| BRIEF |
Show only lines that include "current".
— START PROVIDED ENTRIES —
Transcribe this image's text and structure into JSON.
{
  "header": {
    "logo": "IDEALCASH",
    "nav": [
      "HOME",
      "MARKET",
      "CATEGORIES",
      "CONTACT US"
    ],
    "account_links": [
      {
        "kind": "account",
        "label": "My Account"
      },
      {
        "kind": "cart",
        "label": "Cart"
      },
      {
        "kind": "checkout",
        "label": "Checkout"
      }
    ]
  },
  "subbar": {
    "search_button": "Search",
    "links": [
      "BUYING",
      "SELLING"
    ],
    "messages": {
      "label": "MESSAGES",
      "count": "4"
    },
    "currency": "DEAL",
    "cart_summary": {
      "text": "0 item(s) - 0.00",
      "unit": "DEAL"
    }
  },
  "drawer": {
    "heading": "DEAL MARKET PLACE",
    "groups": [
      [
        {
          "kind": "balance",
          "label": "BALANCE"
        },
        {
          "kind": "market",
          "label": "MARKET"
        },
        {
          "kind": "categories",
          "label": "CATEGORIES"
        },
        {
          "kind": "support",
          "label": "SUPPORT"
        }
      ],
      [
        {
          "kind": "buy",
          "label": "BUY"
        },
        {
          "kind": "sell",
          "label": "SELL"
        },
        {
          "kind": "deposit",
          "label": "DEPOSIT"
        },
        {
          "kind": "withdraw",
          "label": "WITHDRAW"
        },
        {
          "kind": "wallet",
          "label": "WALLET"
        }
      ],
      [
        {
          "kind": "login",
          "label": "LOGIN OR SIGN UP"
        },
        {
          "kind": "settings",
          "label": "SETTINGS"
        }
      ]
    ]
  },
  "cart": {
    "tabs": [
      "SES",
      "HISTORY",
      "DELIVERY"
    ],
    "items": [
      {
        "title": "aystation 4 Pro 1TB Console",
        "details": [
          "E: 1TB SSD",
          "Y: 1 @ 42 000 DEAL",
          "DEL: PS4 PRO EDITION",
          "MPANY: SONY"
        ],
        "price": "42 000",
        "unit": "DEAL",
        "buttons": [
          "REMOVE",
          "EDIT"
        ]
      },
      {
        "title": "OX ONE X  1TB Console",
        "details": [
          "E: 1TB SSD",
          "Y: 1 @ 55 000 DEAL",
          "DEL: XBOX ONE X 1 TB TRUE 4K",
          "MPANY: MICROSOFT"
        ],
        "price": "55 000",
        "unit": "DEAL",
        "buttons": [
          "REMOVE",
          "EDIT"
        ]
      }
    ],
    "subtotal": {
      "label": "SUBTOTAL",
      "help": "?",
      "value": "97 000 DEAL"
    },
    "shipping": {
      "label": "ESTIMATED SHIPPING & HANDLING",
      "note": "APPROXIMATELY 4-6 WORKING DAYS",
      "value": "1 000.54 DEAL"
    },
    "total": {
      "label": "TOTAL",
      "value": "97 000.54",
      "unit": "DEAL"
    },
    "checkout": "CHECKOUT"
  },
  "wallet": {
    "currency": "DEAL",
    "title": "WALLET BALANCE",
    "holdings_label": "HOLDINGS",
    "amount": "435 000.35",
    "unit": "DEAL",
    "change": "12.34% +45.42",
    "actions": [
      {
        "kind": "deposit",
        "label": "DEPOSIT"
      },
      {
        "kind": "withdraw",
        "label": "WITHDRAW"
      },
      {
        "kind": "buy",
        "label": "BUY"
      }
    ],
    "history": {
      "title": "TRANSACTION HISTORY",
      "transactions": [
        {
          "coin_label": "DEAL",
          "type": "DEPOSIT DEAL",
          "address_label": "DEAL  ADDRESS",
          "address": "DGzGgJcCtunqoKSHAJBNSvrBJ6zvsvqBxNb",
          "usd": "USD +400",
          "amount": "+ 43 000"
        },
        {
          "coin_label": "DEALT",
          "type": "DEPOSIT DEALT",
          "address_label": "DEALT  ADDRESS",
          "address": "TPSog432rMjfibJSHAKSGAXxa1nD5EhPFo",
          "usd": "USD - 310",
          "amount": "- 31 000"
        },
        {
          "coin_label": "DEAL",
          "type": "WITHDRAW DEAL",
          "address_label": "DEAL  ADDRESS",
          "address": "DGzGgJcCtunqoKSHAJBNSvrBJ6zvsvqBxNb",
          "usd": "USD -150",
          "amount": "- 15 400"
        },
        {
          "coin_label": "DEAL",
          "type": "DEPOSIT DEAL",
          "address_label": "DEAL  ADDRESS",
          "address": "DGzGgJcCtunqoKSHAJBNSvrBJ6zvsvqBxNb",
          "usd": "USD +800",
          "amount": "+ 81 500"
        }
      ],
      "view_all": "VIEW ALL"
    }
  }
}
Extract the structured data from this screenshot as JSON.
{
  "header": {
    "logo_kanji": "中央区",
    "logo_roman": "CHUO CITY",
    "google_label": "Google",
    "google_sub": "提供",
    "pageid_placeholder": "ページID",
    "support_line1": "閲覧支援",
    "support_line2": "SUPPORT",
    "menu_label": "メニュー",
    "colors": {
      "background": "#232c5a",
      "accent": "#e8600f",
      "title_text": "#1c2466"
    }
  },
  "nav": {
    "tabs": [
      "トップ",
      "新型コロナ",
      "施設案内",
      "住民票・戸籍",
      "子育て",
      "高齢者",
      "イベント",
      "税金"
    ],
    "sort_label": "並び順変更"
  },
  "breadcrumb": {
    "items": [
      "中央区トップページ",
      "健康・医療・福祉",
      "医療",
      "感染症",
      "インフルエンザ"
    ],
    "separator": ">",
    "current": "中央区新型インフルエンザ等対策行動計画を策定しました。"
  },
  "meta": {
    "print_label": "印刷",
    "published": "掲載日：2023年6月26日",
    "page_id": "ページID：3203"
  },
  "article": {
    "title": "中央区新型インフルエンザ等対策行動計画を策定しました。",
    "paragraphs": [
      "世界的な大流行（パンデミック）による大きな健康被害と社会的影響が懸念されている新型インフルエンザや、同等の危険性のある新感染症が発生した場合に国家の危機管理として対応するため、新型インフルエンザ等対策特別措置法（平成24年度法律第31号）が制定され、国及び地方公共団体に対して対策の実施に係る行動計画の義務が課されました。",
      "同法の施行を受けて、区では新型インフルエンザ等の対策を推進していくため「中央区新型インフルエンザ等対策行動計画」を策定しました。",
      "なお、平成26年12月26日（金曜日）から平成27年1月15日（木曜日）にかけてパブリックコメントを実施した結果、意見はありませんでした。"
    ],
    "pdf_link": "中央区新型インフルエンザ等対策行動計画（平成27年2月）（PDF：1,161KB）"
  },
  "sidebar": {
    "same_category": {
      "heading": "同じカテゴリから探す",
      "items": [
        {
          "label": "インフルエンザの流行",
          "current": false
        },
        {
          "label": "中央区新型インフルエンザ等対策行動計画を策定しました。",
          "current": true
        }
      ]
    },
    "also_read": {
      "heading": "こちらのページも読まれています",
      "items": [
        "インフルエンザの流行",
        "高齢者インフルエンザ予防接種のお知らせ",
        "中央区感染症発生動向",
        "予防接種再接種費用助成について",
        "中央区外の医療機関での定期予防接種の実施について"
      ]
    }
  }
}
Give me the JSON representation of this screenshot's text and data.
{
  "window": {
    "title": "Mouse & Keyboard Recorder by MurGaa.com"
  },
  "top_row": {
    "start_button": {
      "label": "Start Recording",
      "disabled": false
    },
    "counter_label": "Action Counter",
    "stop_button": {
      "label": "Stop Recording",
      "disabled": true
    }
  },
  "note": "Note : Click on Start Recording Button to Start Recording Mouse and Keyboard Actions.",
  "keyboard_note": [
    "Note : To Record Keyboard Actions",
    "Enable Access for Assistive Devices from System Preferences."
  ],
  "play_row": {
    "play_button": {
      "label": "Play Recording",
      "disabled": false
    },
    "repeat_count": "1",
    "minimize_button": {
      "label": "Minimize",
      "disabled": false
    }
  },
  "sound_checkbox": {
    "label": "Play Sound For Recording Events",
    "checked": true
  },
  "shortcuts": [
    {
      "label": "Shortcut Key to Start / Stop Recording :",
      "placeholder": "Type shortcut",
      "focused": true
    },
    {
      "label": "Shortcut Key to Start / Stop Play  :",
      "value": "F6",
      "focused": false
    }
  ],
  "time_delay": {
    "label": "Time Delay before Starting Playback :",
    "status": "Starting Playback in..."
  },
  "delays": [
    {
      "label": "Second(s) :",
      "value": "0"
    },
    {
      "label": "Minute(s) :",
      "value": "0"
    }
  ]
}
— END PROVIDED ENTRIES —
| RESPONSE |
    "current": "中央区新型インフルエンザ等対策行動計画を策定しました。"
          "current": false
          "current": true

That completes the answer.